**What is asked**
Reproduce every line of the following records verbatim, keeping each character and the line order unchanged.

**Material provided**
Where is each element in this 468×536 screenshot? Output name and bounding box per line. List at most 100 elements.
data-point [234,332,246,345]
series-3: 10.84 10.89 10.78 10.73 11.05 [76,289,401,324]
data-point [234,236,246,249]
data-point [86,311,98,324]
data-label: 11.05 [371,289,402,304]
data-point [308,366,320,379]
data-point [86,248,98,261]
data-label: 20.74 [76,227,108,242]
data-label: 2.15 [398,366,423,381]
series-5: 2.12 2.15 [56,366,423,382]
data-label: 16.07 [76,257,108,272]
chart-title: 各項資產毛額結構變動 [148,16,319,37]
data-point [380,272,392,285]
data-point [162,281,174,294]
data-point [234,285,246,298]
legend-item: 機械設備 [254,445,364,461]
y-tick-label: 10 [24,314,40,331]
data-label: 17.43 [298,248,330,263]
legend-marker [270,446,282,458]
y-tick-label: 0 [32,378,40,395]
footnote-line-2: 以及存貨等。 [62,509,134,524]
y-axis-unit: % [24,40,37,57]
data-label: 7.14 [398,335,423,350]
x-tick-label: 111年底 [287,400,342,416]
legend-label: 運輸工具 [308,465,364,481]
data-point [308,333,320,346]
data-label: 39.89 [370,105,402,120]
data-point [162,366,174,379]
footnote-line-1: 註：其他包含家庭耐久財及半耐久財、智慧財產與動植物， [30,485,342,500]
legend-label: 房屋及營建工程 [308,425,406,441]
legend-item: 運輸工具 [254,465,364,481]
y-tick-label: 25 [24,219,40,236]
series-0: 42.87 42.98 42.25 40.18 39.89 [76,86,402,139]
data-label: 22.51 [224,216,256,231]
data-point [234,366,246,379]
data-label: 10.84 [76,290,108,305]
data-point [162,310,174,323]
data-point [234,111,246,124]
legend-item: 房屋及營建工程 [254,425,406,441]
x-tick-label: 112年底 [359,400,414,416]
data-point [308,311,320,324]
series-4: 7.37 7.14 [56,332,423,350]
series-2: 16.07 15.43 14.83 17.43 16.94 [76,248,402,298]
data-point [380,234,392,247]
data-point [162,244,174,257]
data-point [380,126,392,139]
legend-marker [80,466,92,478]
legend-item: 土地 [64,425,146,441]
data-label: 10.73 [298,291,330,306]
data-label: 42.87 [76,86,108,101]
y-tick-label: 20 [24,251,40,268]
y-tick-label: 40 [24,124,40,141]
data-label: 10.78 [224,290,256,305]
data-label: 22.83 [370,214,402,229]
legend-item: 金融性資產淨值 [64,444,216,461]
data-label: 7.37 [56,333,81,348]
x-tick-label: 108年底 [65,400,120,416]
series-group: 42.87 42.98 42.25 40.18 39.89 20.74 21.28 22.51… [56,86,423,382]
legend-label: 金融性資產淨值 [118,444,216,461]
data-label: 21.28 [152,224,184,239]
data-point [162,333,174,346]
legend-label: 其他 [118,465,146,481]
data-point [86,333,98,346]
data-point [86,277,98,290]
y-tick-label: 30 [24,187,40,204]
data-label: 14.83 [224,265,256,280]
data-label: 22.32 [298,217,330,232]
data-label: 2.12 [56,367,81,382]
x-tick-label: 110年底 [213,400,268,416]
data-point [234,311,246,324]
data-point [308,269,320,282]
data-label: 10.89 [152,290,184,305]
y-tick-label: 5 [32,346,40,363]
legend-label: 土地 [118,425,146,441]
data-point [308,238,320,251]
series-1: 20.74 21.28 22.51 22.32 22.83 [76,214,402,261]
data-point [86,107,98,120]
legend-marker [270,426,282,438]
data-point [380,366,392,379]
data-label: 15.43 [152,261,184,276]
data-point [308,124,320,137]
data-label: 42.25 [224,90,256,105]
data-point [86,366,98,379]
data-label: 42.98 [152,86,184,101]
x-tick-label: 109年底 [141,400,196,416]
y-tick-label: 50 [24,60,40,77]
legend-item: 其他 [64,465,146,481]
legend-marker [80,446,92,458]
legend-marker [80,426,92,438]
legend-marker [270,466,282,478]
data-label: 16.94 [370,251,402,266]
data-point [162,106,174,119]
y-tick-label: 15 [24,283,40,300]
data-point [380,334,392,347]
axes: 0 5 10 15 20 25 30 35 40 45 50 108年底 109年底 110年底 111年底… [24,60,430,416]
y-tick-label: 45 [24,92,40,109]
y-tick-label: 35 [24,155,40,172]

**The output**
Where is each element in this 468×536 screenshot? Output name and bounding box per line. List at most 100 elements.
data-point [234,332,246,345]
series-3: 10.84 10.89 10.78 10.73 11.05 [76,289,401,324]
data-point [234,236,246,249]
data-point [86,311,98,324]
data-label: 11.05 [371,289,402,304]
data-point [308,366,320,379]
data-point [86,248,98,261]
data-label: 20.74 [76,227,108,242]
data-label: 2.15 [398,366,423,381]
series-5: 2.12 2.15 [56,366,423,382]
data-label: 16.07 [76,257,108,272]
chart-title: 各項資產毛額結構變動 [148,16,319,37]
data-point [380,272,392,285]
data-point [162,281,174,294]
data-point [234,285,246,298]
legend-item: 機械設備 [254,445,364,461]
y-tick-label: 10 [24,314,40,331]
data-label: 17.43 [298,248,330,263]
legend-marker [270,446,282,458]
y-tick-label: 0 [32,378,40,395]
footnote-line-2: 以及存貨等。 [62,509,134,524]
y-axis-unit: % [24,40,37,57]
data-label: 7.14 [398,335,423,350]
x-tick-label: 111年底 [287,400,342,416]
legend-label: 運輸工具 [308,465,364,481]
data-point [308,333,320,346]
data-label: 39.89 [370,105,402,120]
data-point [162,366,174,379]
footnote-line-1: 註：其他包含家庭耐久財及半耐久財、智慧財產與動植物， [30,485,342,500]
legend-label: 房屋及營建工程 [308,425,406,441]
legend-item: 運輸工具 [254,465,364,481]
y-tick-label: 25 [24,219,40,236]
series-0: 42.87 42.98 42.25 40.18 39.89 [76,86,402,139]
data-label: 22.51 [224,216,256,231]
data-point [234,366,246,379]
data-label: 10.84 [76,290,108,305]
data-point [162,310,174,323]
data-point [234,111,246,124]
legend-item: 房屋及營建工程 [254,425,406,441]
x-tick-label: 112年底 [359,400,414,416]
data-point [308,311,320,324]
series-4: 7.37 7.14 [56,332,423,350]
series-2: 16.07 15.43 14.83 17.43 16.94 [76,248,402,298]
data-point [380,234,392,247]
data-point [162,244,174,257]
data-point [380,126,392,139]
legend-marker [80,466,92,478]
legend-item: 土地 [64,425,146,441]
data-label: 10.73 [298,291,330,306]
data-label: 42.87 [76,86,108,101]
y-tick-label: 20 [24,251,40,268]
y-tick-label: 40 [24,124,40,141]
data-label: 10.78 [224,290,256,305]
data-label: 22.83 [370,214,402,229]
legend-item: 金融性資產淨值 [64,444,216,461]
data-label: 7.37 [56,333,81,348]
x-tick-label: 108年底 [65,400,120,416]
series-group: 42.87 42.98 42.25 40.18 39.89 20.74 21.28 22.51… [56,86,423,382]
legend-label: 金融性資產淨值 [118,444,216,461]
data-label: 21.28 [152,224,184,239]
data-point [162,333,174,346]
legend-label: 其他 [118,465,146,481]
data-point [86,333,98,346]
data-point [86,277,98,290]
y-tick-label: 30 [24,187,40,204]
data-label: 14.83 [224,265,256,280]
data-label: 22.32 [298,217,330,232]
data-label: 2.12 [56,367,81,382]
x-tick-label: 110年底 [213,400,268,416]
data-point [234,311,246,324]
data-point [308,269,320,282]
data-label: 10.89 [152,290,184,305]
y-tick-label: 5 [32,346,40,363]
legend-label: 土地 [118,425,146,441]
data-point [308,238,320,251]
series-1: 20.74 21.28 22.51 22.32 22.83 [76,214,402,261]
data-point [86,107,98,120]
legend-marker [270,426,282,438]
data-point [380,366,392,379]
data-label: 15.43 [152,261,184,276]
data-point [308,124,320,137]
data-label: 42.25 [224,90,256,105]
data-point [86,366,98,379]
data-label: 42.98 [152,86,184,101]
x-tick-label: 109年底 [141,400,196,416]
y-tick-label: 50 [24,60,40,77]
legend-item: 其他 [64,465,146,481]
legend-marker [80,446,92,458]
legend-marker [80,426,92,438]
legend-marker [270,466,282,478]
data-label: 16.94 [370,251,402,266]
data-point [162,106,174,119]
y-tick-label: 15 [24,283,40,300]
data-point [380,334,392,347]
axes: 0 5 10 15 20 25 30 35 40 45 50 108年底 109年底 110年底 111年底… [24,60,430,416]
y-tick-label: 45 [24,92,40,109]
y-tick-label: 35 [24,155,40,172]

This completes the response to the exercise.